*Extracted records*
────────

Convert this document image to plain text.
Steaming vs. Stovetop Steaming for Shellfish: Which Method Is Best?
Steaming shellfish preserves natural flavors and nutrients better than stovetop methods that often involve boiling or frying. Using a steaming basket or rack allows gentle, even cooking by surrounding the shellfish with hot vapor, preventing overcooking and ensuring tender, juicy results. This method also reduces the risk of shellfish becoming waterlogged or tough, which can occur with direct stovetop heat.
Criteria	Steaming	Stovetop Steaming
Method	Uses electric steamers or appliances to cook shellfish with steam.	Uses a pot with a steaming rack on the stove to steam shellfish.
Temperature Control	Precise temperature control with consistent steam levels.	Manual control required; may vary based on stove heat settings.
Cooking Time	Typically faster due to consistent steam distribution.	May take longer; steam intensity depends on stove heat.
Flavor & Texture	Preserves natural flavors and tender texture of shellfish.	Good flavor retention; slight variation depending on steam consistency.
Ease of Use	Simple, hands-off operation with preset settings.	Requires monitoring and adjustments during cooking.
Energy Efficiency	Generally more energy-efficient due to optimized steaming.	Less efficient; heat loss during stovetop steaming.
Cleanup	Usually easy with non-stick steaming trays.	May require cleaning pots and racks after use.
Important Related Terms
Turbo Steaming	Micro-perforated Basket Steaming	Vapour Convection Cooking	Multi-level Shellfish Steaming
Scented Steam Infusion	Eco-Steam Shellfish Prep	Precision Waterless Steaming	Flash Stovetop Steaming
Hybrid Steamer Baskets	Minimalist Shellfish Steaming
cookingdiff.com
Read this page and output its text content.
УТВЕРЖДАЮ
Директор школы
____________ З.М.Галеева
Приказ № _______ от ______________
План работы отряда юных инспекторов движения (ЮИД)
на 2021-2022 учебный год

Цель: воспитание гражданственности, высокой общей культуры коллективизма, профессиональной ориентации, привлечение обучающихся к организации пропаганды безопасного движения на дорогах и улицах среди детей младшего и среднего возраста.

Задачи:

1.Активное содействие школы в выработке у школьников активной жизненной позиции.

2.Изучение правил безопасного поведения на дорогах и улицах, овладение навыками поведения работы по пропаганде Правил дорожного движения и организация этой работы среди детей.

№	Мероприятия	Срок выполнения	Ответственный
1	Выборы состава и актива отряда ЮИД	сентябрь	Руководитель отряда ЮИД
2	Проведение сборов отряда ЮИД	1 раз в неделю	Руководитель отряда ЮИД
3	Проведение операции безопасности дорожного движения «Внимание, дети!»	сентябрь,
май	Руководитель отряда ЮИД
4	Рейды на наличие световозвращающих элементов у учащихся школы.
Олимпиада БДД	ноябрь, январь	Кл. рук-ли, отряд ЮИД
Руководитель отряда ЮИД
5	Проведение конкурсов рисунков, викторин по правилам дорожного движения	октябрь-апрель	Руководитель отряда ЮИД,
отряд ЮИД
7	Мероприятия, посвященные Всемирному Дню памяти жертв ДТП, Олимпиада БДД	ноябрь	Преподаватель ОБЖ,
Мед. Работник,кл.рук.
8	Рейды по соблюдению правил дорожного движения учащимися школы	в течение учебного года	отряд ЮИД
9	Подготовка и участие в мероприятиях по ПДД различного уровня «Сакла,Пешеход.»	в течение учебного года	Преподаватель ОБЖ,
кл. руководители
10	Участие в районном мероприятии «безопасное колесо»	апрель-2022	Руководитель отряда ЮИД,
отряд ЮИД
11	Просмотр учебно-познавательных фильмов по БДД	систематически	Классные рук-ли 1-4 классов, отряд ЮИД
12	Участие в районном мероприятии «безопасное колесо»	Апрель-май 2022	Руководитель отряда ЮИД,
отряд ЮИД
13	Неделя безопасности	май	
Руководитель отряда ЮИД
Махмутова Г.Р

────────

Print the material once more, exactly.

Convert this document image to plain text.
Steaming vs. Stovetop Steaming for Shellfish: Which Method Is Best?
Steaming shellfish preserves natural flavors and nutrients better than stovetop methods that often involve boiling or frying. Using a steaming basket or rack allows gentle, even cooking by surrounding the shellfish with hot vapor, preventing overcooking and ensuring tender, juicy results. This method also reduces the risk of shellfish becoming waterlogged or tough, which can occur with direct stovetop heat.
Criteria	Steaming	Stovetop Steaming
Method	Uses electric steamers or appliances to cook shellfish with steam.	Uses a pot with a steaming rack on the stove to steam shellfish.
Temperature Control	Precise temperature control with consistent steam levels.	Manual control required; may vary based on stove heat settings.
Cooking Time	Typically faster due to consistent steam distribution.	May take longer; steam intensity depends on stove heat.
Flavor & Texture	Preserves natural flavors and tender texture of shellfish.	Good flavor retention; slight variation depending on steam consistency.
Ease of Use	Simple, hands-off operation with preset settings.	Requires monitoring and adjustments during cooking.
Energy Efficiency	Generally more energy-efficient due to optimized steaming.	Less efficient; heat loss during stovetop steaming.
Cleanup	Usually easy with non-stick steaming trays.	May require cleaning pots and racks after use.
Important Related Terms
Turbo Steaming	Micro-perforated Basket Steaming	Vapour Convection Cooking	Multi-level Shellfish Steaming
Scented Steam Infusion	Eco-Steam Shellfish Prep	Precision Waterless Steaming	Flash Stovetop Steaming
Hybrid Steamer Baskets	Minimalist Shellfish Steaming
cookingdiff.com
Read this page and output its text content.
УТВЕРЖДАЮ
Директор школы
____________ З.М.Галеева
Приказ № _______ от ______________
План работы отряда юных инспекторов движения (ЮИД)
на 2021-2022 учебный год

Цель: воспитание гражданственности, высокой общей культуры коллективизма, профессиональной ориентации, привлечение обучающихся к организации пропаганды безопасного движения на дорогах и улицах среди детей младшего и среднего возраста.

Задачи:

1.Активное содействие школы в выработке у школьников активной жизненной позиции.

2.Изучение правил безопасного поведения на дорогах и улицах, овладение навыками поведения работы по пропаганде Правил дорожного движения и организация этой работы среди детей.

№	Мероприятия	Срок выполнения	Ответственный
1	Выборы состава и актива отряда ЮИД	сентябрь	Руководитель отряда ЮИД
2	Проведение сборов отряда ЮИД	1 раз в неделю	Руководитель отряда ЮИД
3	Проведение операции безопасности дорожного движения «Внимание, дети!»	сентябрь,
май	Руководитель отряда ЮИД
4	Рейды на наличие световозвращающих элементов у учащихся школы.
Олимпиада БДД	ноябрь, январь	Кл. рук-ли, отряд ЮИД
Руководитель отряда ЮИД
5	Проведение конкурсов рисунков, викторин по правилам дорожного движения	октябрь-апрель	Руководитель отряда ЮИД,
отряд ЮИД
7	Мероприятия, посвященные Всемирному Дню памяти жертв ДТП, Олимпиада БДД	ноябрь	Преподаватель ОБЖ,
Мед. Работник,кл.рук.
8	Рейды по соблюдению правил дорожного движения учащимися школы	в течение учебного года	отряд ЮИД
9	Подготовка и участие в мероприятиях по ПДД различного уровня «Сакла,Пешеход.»	в течение учебного года	Преподаватель ОБЖ,
кл. руководители
10	Участие в районном мероприятии «безопасное колесо»	апрель-2022	Руководитель отряда ЮИД,
отряд ЮИД
11	Просмотр учебно-познавательных фильмов по БДД	систематически	Классные рук-ли 1-4 классов, отряд ЮИД
12	Участие в районном мероприятии «безопасное колесо»	Апрель-май 2022	Руководитель отряда ЮИД,
отряд ЮИД
13	Неделя безопасности	май	
Руководитель отряда ЮИД
Махмутова Г.Р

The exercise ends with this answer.